## DATA ENTRIES

● ● ● ● ●

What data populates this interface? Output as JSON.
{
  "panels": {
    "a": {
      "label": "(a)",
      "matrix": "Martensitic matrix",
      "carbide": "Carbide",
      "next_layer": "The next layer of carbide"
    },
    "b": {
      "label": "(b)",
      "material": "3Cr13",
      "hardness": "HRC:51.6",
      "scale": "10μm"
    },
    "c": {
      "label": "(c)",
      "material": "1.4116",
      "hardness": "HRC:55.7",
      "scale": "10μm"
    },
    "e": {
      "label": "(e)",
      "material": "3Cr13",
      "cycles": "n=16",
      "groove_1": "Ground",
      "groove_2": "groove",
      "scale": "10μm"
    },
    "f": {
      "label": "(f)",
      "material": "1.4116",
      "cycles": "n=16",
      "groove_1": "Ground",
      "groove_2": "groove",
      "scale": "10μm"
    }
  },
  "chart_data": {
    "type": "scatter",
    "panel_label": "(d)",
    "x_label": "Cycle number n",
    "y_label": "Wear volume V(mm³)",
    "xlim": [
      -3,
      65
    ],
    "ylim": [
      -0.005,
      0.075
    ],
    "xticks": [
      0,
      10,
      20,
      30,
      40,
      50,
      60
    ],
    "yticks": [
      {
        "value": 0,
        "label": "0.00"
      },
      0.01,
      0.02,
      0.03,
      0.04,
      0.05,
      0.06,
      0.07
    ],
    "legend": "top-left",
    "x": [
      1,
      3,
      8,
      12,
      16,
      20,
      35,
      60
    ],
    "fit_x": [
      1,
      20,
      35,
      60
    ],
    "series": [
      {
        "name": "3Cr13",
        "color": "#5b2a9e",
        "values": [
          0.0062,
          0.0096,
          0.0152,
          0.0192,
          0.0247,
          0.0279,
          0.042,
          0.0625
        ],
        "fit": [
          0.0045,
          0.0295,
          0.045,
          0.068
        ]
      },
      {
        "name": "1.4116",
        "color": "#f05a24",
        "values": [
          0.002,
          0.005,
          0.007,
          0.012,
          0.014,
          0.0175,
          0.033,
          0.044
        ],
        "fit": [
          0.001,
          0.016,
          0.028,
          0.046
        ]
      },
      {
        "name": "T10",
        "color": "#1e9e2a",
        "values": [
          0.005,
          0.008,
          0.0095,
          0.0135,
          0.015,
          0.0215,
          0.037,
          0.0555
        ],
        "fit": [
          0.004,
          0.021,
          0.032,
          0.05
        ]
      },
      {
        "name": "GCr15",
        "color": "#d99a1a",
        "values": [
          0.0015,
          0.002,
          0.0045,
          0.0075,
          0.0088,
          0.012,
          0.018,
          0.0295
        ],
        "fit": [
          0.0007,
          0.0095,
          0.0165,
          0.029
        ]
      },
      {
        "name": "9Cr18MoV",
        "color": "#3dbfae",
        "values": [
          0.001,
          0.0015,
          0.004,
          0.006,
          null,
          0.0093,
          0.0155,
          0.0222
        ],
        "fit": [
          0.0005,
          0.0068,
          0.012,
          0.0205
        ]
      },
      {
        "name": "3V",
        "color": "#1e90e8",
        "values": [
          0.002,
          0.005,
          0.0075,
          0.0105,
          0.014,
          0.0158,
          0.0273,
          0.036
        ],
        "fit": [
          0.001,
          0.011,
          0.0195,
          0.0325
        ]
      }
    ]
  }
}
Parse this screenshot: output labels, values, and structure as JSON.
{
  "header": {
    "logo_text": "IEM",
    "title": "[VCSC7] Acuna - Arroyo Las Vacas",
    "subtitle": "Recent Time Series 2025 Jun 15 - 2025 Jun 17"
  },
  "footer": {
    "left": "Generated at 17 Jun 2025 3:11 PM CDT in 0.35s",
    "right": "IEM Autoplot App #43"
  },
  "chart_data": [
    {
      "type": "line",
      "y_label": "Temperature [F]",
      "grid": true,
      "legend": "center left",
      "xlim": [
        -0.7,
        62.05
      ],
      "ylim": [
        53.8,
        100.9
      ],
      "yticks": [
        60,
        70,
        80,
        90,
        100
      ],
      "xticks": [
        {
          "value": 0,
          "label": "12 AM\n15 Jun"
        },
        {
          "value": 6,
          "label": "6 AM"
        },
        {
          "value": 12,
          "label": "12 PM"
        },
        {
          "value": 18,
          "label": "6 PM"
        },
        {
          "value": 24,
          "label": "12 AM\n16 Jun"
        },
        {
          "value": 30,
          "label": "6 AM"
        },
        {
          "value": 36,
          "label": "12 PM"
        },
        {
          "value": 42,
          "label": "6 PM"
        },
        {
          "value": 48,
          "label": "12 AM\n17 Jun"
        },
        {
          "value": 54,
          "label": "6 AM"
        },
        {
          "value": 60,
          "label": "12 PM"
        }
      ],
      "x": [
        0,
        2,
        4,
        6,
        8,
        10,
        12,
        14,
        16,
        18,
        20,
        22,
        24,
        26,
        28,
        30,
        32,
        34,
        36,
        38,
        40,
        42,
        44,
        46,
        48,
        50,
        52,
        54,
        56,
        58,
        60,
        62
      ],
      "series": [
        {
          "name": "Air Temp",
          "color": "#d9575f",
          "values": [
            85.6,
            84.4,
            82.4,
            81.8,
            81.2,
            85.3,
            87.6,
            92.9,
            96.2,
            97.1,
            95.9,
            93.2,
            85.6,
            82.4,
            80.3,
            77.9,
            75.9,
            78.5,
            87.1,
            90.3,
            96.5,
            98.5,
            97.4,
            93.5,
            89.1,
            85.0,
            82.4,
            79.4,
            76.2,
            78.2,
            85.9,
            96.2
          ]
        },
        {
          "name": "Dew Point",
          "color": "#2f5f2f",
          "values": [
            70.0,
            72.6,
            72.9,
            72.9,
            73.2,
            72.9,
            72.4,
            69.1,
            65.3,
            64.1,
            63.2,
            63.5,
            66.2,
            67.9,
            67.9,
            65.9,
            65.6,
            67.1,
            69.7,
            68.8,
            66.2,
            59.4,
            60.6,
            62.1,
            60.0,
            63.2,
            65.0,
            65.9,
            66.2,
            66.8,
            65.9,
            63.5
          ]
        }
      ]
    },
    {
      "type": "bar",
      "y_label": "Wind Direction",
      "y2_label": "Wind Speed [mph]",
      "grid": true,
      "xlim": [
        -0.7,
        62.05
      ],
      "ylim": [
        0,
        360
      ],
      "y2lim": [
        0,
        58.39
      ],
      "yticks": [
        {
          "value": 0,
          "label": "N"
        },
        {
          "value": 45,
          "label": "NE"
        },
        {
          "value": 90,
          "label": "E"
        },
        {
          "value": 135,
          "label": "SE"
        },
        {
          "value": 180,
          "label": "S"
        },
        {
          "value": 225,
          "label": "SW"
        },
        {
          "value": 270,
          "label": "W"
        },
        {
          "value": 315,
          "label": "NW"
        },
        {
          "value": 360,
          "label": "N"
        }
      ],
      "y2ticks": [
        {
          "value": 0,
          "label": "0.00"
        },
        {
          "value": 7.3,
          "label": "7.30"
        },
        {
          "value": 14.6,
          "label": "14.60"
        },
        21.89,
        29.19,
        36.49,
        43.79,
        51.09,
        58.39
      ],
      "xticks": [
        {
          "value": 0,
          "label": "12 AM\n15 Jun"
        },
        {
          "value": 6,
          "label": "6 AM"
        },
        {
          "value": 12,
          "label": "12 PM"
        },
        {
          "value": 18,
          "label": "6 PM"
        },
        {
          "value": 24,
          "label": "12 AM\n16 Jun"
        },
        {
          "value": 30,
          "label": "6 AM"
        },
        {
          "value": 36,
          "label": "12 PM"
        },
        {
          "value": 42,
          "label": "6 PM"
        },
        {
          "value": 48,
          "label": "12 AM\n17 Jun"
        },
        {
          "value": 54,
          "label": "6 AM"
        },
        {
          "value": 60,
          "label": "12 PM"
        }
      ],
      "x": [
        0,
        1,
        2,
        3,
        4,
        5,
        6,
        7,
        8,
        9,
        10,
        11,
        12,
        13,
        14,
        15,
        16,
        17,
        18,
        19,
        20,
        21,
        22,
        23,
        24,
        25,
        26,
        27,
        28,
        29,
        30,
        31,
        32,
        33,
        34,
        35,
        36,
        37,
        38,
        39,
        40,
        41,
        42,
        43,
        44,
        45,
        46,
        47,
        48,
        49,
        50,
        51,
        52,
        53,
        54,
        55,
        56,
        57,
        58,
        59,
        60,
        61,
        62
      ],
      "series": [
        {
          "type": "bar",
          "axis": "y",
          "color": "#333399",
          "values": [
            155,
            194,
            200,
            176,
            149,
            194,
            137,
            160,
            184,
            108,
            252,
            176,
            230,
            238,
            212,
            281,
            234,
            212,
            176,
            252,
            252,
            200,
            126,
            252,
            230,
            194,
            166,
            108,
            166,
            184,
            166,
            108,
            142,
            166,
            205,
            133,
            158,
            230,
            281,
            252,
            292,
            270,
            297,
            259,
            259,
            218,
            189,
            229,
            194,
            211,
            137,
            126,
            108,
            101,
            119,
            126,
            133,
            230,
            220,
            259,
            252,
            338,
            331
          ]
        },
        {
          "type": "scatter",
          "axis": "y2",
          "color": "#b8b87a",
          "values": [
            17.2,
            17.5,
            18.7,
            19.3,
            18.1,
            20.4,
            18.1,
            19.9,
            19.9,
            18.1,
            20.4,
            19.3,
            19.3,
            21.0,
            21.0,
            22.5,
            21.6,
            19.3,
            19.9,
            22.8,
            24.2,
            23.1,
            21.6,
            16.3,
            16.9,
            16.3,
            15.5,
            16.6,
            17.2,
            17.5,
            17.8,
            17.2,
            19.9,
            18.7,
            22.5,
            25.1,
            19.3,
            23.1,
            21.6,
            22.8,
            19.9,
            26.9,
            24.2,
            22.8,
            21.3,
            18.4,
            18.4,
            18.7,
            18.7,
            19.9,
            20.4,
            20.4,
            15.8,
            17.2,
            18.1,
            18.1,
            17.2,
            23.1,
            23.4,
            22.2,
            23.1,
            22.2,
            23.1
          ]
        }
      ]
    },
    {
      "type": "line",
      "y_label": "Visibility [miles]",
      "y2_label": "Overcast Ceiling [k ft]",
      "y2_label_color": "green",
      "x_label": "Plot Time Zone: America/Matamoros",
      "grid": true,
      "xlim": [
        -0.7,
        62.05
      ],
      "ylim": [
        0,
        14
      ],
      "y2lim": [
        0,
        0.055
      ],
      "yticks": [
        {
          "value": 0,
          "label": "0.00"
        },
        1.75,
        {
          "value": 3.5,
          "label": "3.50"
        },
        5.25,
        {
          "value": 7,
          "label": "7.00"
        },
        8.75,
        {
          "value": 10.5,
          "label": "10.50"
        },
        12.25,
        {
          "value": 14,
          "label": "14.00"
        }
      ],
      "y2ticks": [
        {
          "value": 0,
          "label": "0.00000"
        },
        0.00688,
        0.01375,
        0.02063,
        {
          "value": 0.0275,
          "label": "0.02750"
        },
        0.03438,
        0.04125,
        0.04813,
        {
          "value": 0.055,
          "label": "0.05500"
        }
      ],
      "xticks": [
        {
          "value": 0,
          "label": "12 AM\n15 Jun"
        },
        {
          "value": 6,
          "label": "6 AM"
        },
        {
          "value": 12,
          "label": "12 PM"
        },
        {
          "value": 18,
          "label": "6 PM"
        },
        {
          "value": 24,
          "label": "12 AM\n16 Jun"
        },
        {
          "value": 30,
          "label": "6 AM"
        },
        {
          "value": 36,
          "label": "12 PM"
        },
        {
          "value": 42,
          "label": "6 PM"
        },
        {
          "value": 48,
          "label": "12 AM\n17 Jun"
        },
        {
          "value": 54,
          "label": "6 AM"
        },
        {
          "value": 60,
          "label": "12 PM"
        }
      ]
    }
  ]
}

● ● ● ● ●

## GIVEN EXERCISE
Search the preceding listing for the word "this" and pull out every line that holds it.

## FINAL RESULT
What data populates this interface? Output as JSON.
Parse this screenshot: output labels, values, and structure as JSON.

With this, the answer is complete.